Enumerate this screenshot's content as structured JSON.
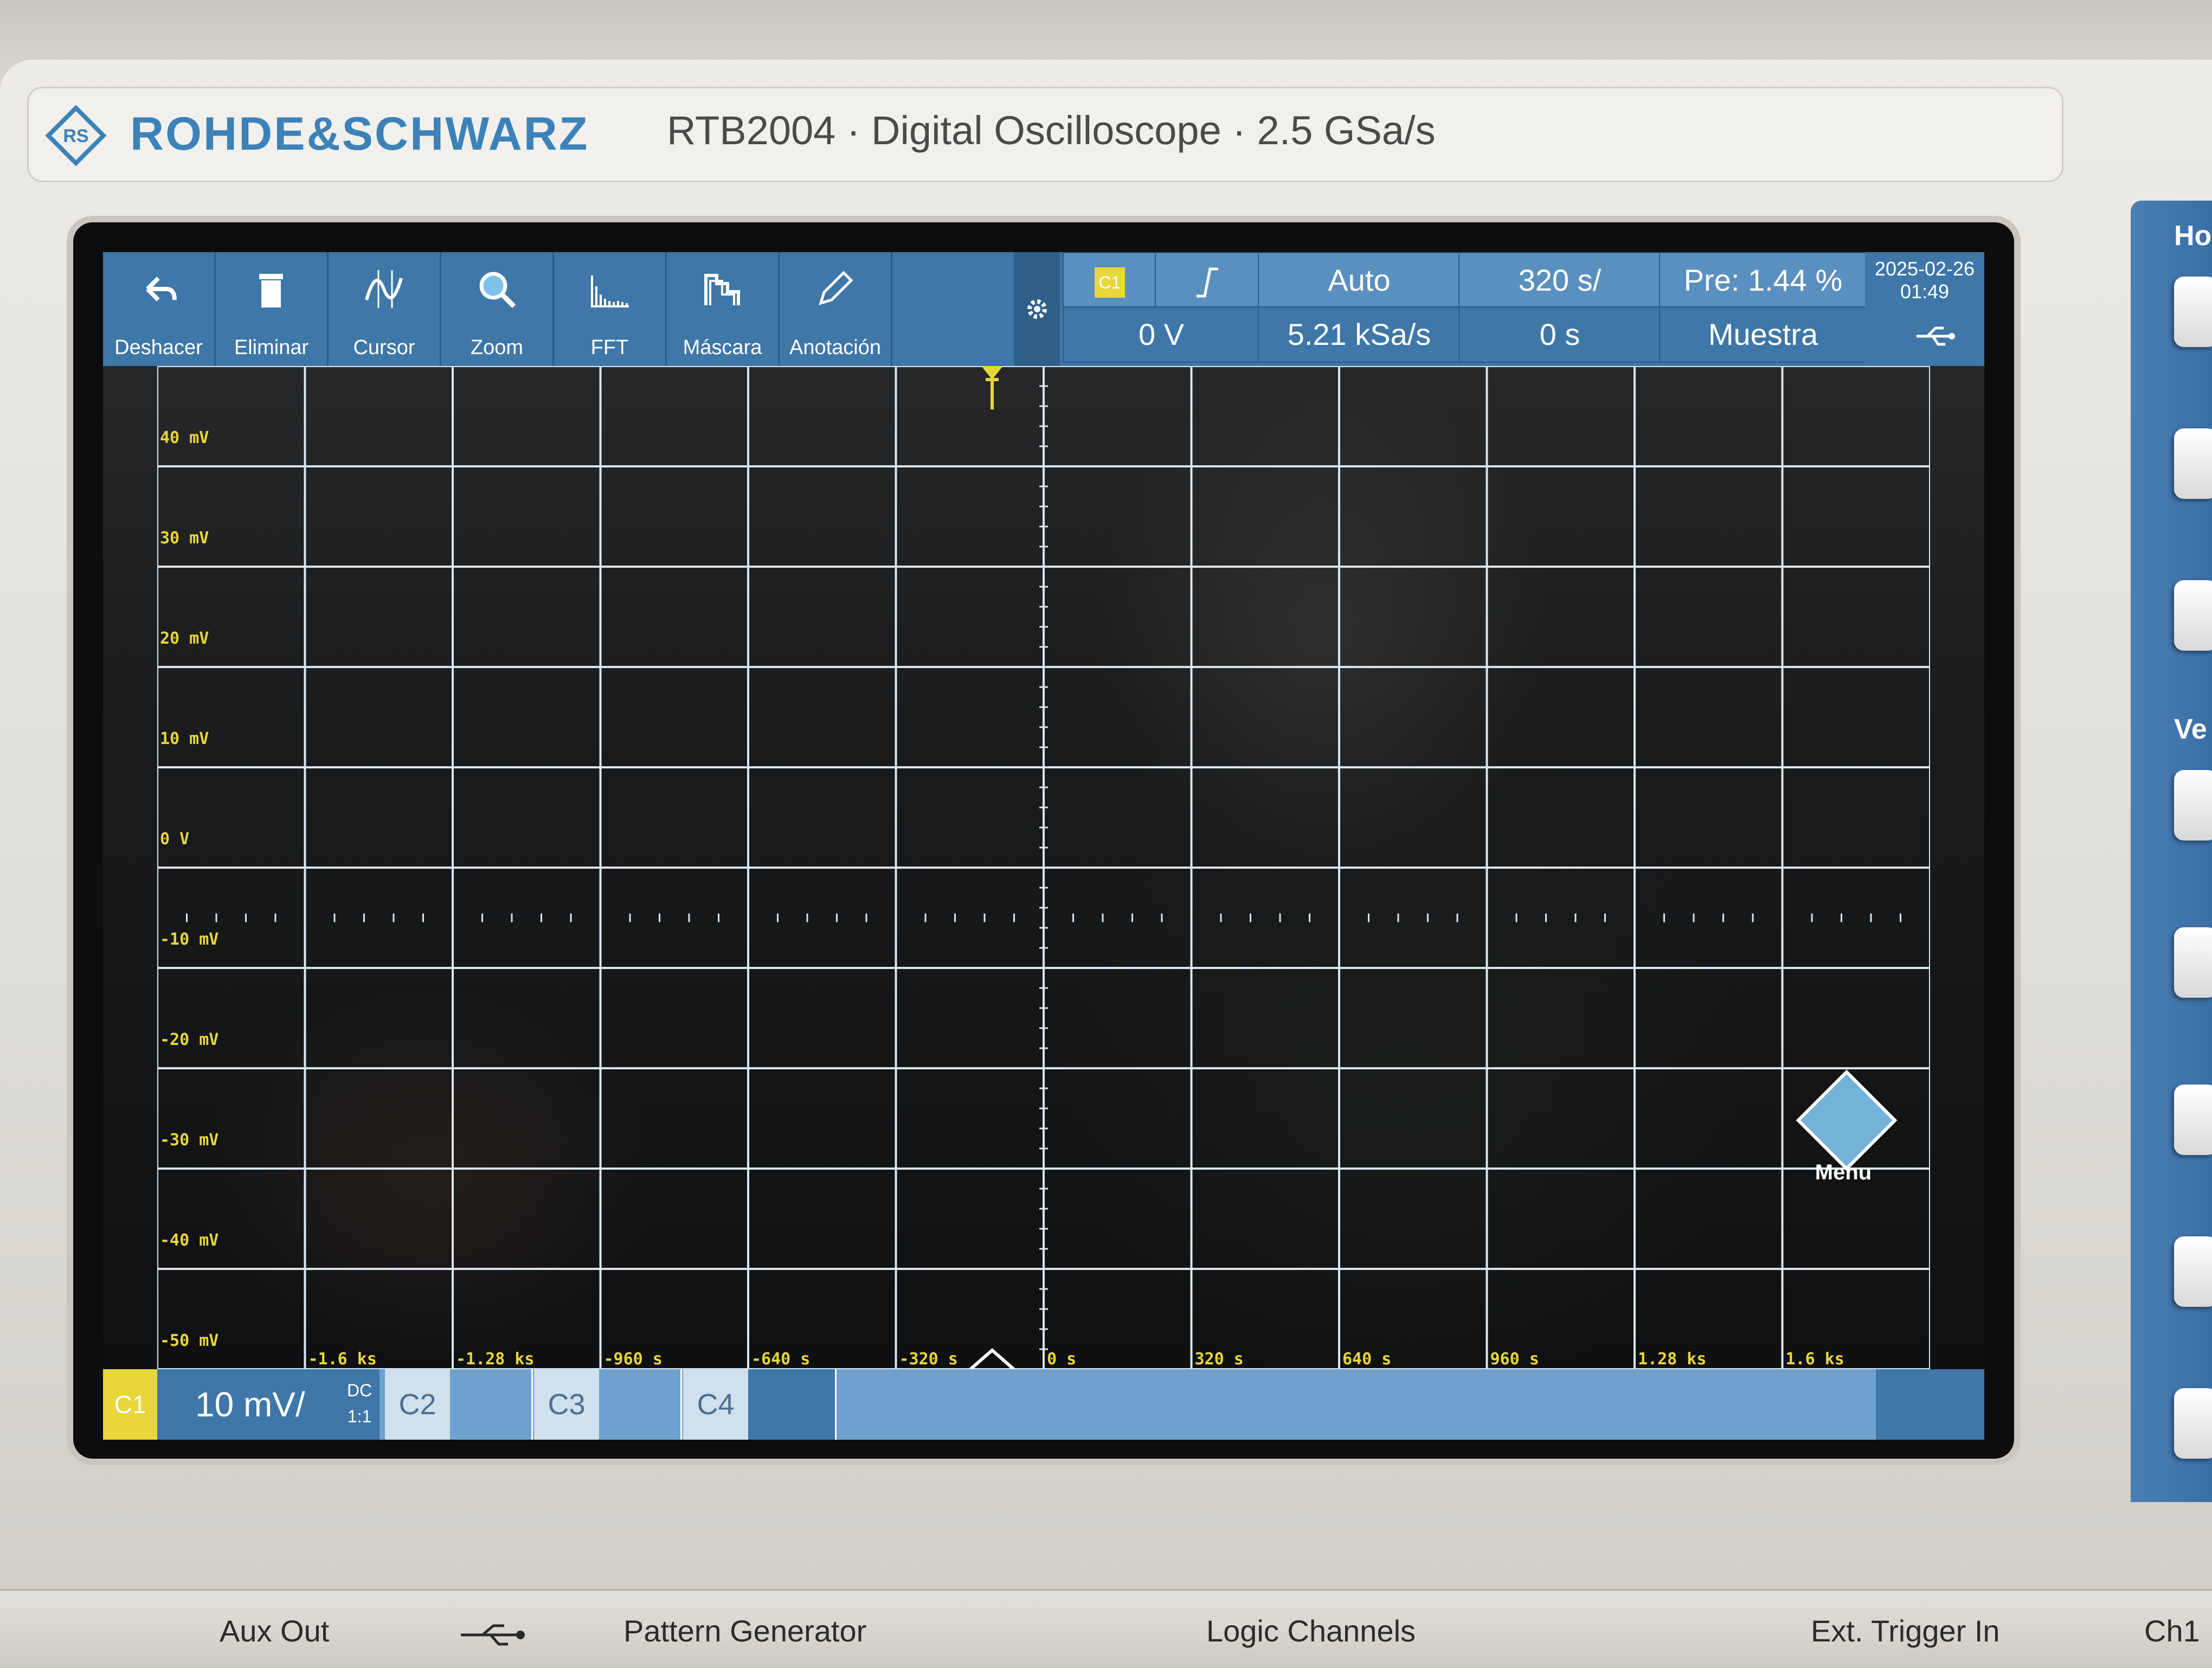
{
  "brand": {
    "name": "ROHDE&SCHWARZ",
    "model_line": "RTB2004 · Digital Oscilloscope · 2.5 GSa/s"
  },
  "toolbar": {
    "tools": [
      {
        "label": "Deshacer",
        "icon": "undo-icon"
      },
      {
        "label": "Eliminar",
        "icon": "trash-icon"
      },
      {
        "label": "Cursor",
        "icon": "cursor-wave-icon"
      },
      {
        "label": "Zoom",
        "icon": "magnifier-icon"
      },
      {
        "label": "FFT",
        "icon": "fft-icon"
      },
      {
        "label": "Máscara",
        "icon": "mask-icon"
      },
      {
        "label": "Anotación",
        "icon": "pencil-icon"
      }
    ],
    "settings_icon": "gear-icon"
  },
  "trigger": {
    "source": "C1",
    "slope_icon": "rising-edge-icon",
    "level": "0 V",
    "mode": "Auto",
    "sample_rate": "5.21 kSa/s",
    "time_scale": "320 s/",
    "time_offset": "0 s",
    "pretrigger": "Pre: 1.44 %",
    "acquisition": "Muestra",
    "date": "2025-02-26",
    "time": "01:49",
    "usb_icon": "usb-icon"
  },
  "y_labels": [
    "40 mV",
    "30 mV",
    "20 mV",
    "10 mV",
    "0 V",
    "-10 mV",
    "-20 mV",
    "-30 mV",
    "-40 mV",
    "-50 mV"
  ],
  "x_labels": [
    "-1.6 ks",
    "-1.28 ks",
    "-960 s",
    "-640 s",
    "-320 s",
    "0 s",
    "320 s",
    "640 s",
    "960 s",
    "1.28 ks",
    "1.6 ks"
  ],
  "channels": {
    "c1": {
      "tag": "C1",
      "scale": "10 mV/",
      "coupling": "DC",
      "probe": "1:1"
    },
    "others": [
      "C2",
      "C3",
      "C4"
    ]
  },
  "menu_label": "Menu",
  "right_panel": {
    "horizontal": "Hor",
    "vertical": "Ve"
  },
  "bottom_labels": {
    "aux_out": "Aux Out",
    "pattern_generator": "Pattern Generator",
    "logic_channels": "Logic Channels",
    "ext_trigger": "Ext. Trigger In",
    "ch1": "Ch1"
  },
  "colors": {
    "toolbar": "#3e77a8",
    "trace_label": "#e9d63a",
    "grid": "#d8e6f0"
  }
}
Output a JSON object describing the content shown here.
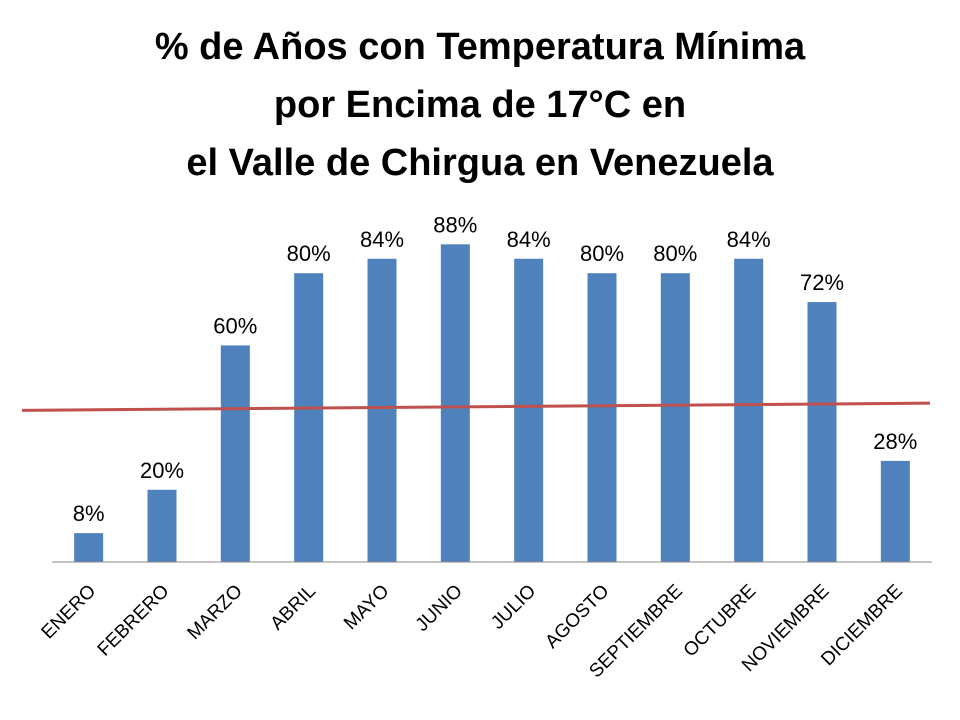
{
  "chart_data": {
    "type": "bar",
    "title_lines": [
      "% de Años con Temperatura Mínima",
      "por Encima de 17°C en",
      "el Valle de Chirgua en Venezuela"
    ],
    "categories": [
      "ENERO",
      "FEBRERO",
      "MARZO",
      "ABRIL",
      "MAYO",
      "JUNIO",
      "JULIO",
      "AGOSTO",
      "SEPTIEMBRE",
      "OCTUBRE",
      "NOVIEMBRE",
      "DICIEMBRE"
    ],
    "values": [
      8,
      20,
      60,
      80,
      84,
      88,
      84,
      80,
      80,
      84,
      72,
      28
    ],
    "data_labels": [
      "8%",
      "20%",
      "60%",
      "80%",
      "84%",
      "88%",
      "84%",
      "80%",
      "80%",
      "84%",
      "72%",
      "28%"
    ],
    "value_unit": "%",
    "ylim": [
      0,
      100
    ],
    "grid": false,
    "y_axis_visible": false,
    "trendline": {
      "start": 42,
      "end": 44,
      "color": "#c0504d"
    },
    "bar_color": "#4f81bd"
  }
}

## PROBLEM DETAILS:
Output every entry verbatim. Pictures do not belong in the copy.

## ANSWER TO THIS EXERCISE:
Enumerate this screenshot's content as structured JSON.
{
  "brand": {
    "name": "ROHDE&SCHWARZ",
    "model_line": "RTB2004 · Digital Oscilloscope · 2.5 GSa/s"
  },
  "toolbar": {
    "tools": [
      {
        "label": "Deshacer",
        "icon": "undo-icon"
      },
      {
        "label": "Eliminar",
        "icon": "trash-icon"
      },
      {
        "label": "Cursor",
        "icon": "cursor-wave-icon"
      },
      {
        "label": "Zoom",
        "icon": "magnifier-icon"
      },
      {
        "label": "FFT",
        "icon": "fft-icon"
      },
      {
        "label": "Máscara",
        "icon": "mask-icon"
      },
      {
        "label": "Anotación",
        "icon": "pencil-icon"
      }
    ],
    "settings_icon": "gear-icon"
  },
  "trigger": {
    "source": "C1",
    "slope_icon": "rising-edge-icon",
    "level": "0 V",
    "mode": "Auto",
    "sample_rate": "5.21 kSa/s",
    "time_scale": "320 s/",
    "time_offset": "0 s",
    "pretrigger": "Pre: 1.44 %",
    "acquisition": "Muestra",
    "date": "2025-02-26",
    "time": "01:49",
    "usb_icon": "usb-icon"
  },
  "y_labels": [
    "40 mV",
    "30 mV",
    "20 mV",
    "10 mV",
    "0 V",
    "-10 mV",
    "-20 mV",
    "-30 mV",
    "-40 mV",
    "-50 mV"
  ],
  "x_labels": [
    "-1.6 ks",
    "-1.28 ks",
    "-960 s",
    "-640 s",
    "-320 s",
    "0 s",
    "320 s",
    "640 s",
    "960 s",
    "1.28 ks",
    "1.6 ks"
  ],
  "channels": {
    "c1": {
      "tag": "C1",
      "scale": "10 mV/",
      "coupling": "DC",
      "probe": "1:1"
    },
    "others": [
      "C2",
      "C3",
      "C4"
    ]
  },
  "menu_label": "Menu",
  "right_panel": {
    "horizontal": "Hor",
    "vertical": "Ve"
  },
  "bottom_labels": {
    "aux_out": "Aux Out",
    "pattern_generator": "Pattern Generator",
    "logic_channels": "Logic Channels",
    "ext_trigger": "Ext. Trigger In",
    "ch1": "Ch1"
  },
  "colors": {
    "toolbar": "#3e77a8",
    "trace_label": "#e9d63a",
    "grid": "#d8e6f0"
  }
}
Output a JSON object describing the content shown here.
{
  "chart_data": {
    "type": "bar",
    "title_lines": [
      "% de Años con Temperatura Mínima",
      "por Encima de 17°C en",
      "el Valle de Chirgua en Venezuela"
    ],
    "categories": [
      "ENERO",
      "FEBRERO",
      "MARZO",
      "ABRIL",
      "MAYO",
      "JUNIO",
      "JULIO",
      "AGOSTO",
      "SEPTIEMBRE",
      "OCTUBRE",
      "NOVIEMBRE",
      "DICIEMBRE"
    ],
    "values": [
      8,
      20,
      60,
      80,
      84,
      88,
      84,
      80,
      80,
      84,
      72,
      28
    ],
    "data_labels": [
      "8%",
      "20%",
      "60%",
      "80%",
      "84%",
      "88%",
      "84%",
      "80%",
      "80%",
      "84%",
      "72%",
      "28%"
    ],
    "value_unit": "%",
    "ylim": [
      0,
      100
    ],
    "grid": false,
    "y_axis_visible": false,
    "trendline": {
      "start": 42,
      "end": 44,
      "color": "#c0504d"
    },
    "bar_color": "#4f81bd"
  }
}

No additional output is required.